» INPUT FOR THIS TASK:
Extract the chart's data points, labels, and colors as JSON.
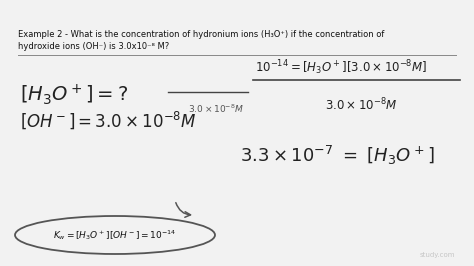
{
  "bg_color": "#f0f0f0",
  "tc": "#222222",
  "tc_light": "#555555",
  "watermark": "study.com"
}
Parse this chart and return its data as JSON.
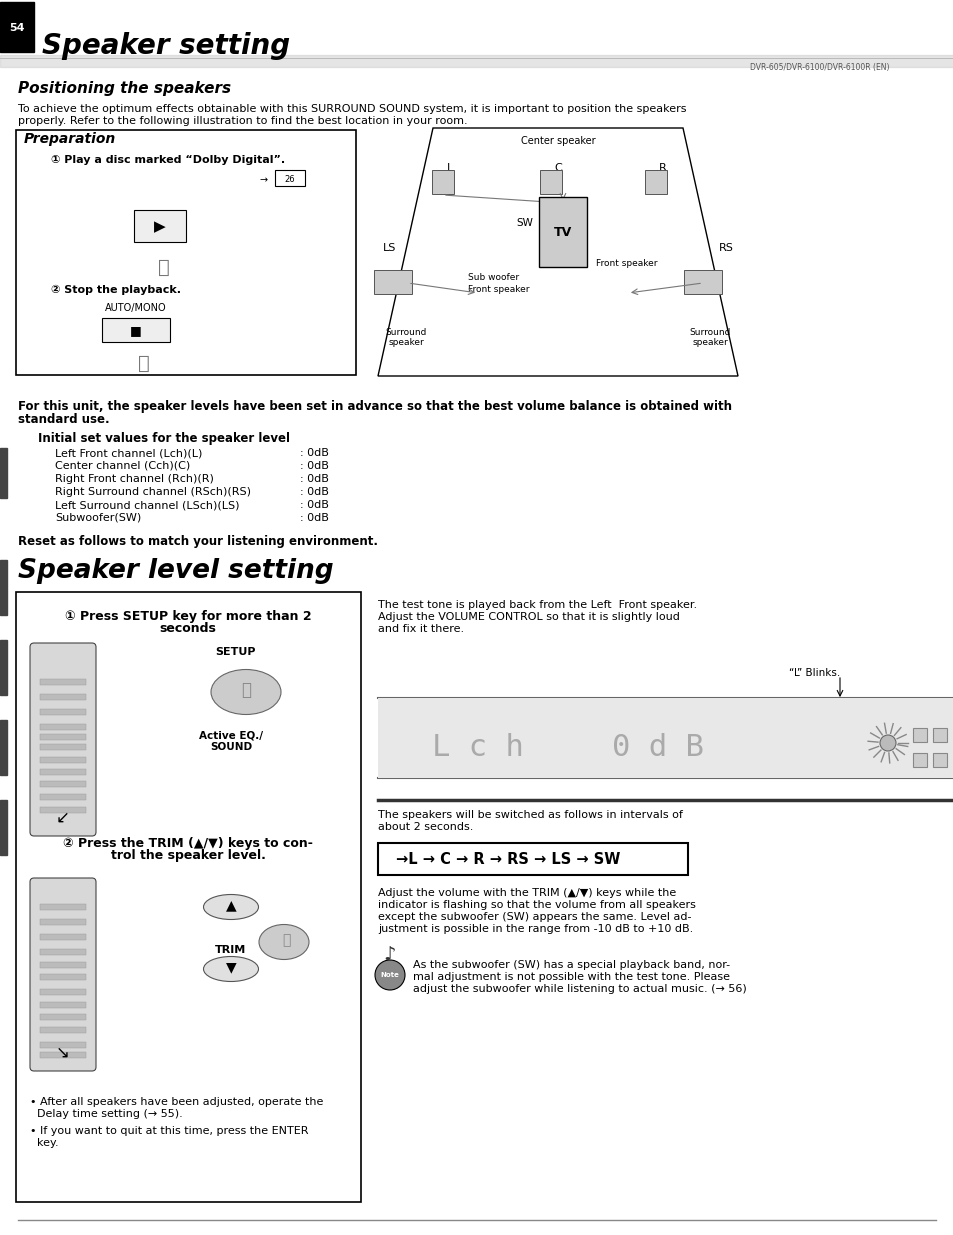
{
  "page_num": "54",
  "title": "Speaker setting",
  "header_right": "DVR-605/DVR-6100/DVR-6100R (EN)",
  "section1_title": "Positioning the speakers",
  "section1_body1": "To achieve the optimum effects obtainable with this SURROUND SOUND system, it is important to position the speakers",
  "section1_body2": "properly. Refer to the following illustration to find the best location in your room.",
  "prep_title": "Preparation",
  "prep_step1": "① Play a disc marked “Dolby Digital”.",
  "prep_step1_ref": "→ 26",
  "prep_step2": "② Stop the playback.",
  "prep_step2_label": "AUTO/MONO",
  "initial_text1": "For this unit, the speaker levels have been set in advance so that the best volume balance is obtained with",
  "initial_text2": "standard use.",
  "initial_subtitle": "Initial set values for the speaker level",
  "channels": [
    "Left Front channel (Lch)(L)",
    "Center channel (Cch)(C)",
    "Right Front channel (Rch)(R)",
    "Right Surround channel (RSch)(RS)",
    "Left Surround channel (LSch)(LS)",
    "Subwoofer(SW)"
  ],
  "channel_values": [
    ": 0dB",
    ": 0dB",
    ": 0dB",
    ": 0dB",
    ": 0dB",
    ": 0dB"
  ],
  "reset_text": "Reset as follows to match your listening environment.",
  "section2_title": "Speaker level setting",
  "box2_step1a": "① Press SETUP key for more than 2",
  "box2_step1b": "seconds",
  "setup_label": "SETUP",
  "active_label": "Active EQ./\nSOUND",
  "box2_step2a": "② Press the TRIM (▲/▼) keys to con-",
  "box2_step2b": "trol the speaker level.",
  "trim_label": "TRIM",
  "bullet1a": "• After all speakers have been adjusted, operate the",
  "bullet1b": "  Delay time setting (→ 55).",
  "bullet2a": "• If you want to quit at this time, press the ENTER",
  "bullet2b": "  key.",
  "right_text1a": "The test tone is played back from the Left  Front speaker.",
  "right_text1b": "Adjust the VOLUME CONTROL so that it is slightly loud",
  "right_text1c": "and fix it there.",
  "blinks_label": "“L” Blinks.",
  "switch_text1": "The speakers will be switched as follows in intervals of",
  "switch_text2": "about 2 seconds.",
  "arrow_sequence": "→L → C → R → RS → LS → SW",
  "right_text2a": "Adjust the volume with the TRIM (▲/▼) keys while the",
  "right_text2b": "indicator is flashing so that the volume from all speakers",
  "right_text2c": "except the subwoofer (SW) appears the same. Level ad-",
  "right_text2d": "justment is possible in the range from -10 dB to +10 dB.",
  "note_text1": "As the subwoofer (SW) has a special playback band, nor-",
  "note_text2": "mal adjustment is not possible with the test tone. Please",
  "note_text3": "adjust the subwoofer while listening to actual music. (→ 56)",
  "bg_color": "#ffffff"
}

» AIM OF THE EXERCISE:
Your answer should be a single number: the count of lines in the data that include the word "SETUP".

» SOLUTION TO THE PROBLEM:
2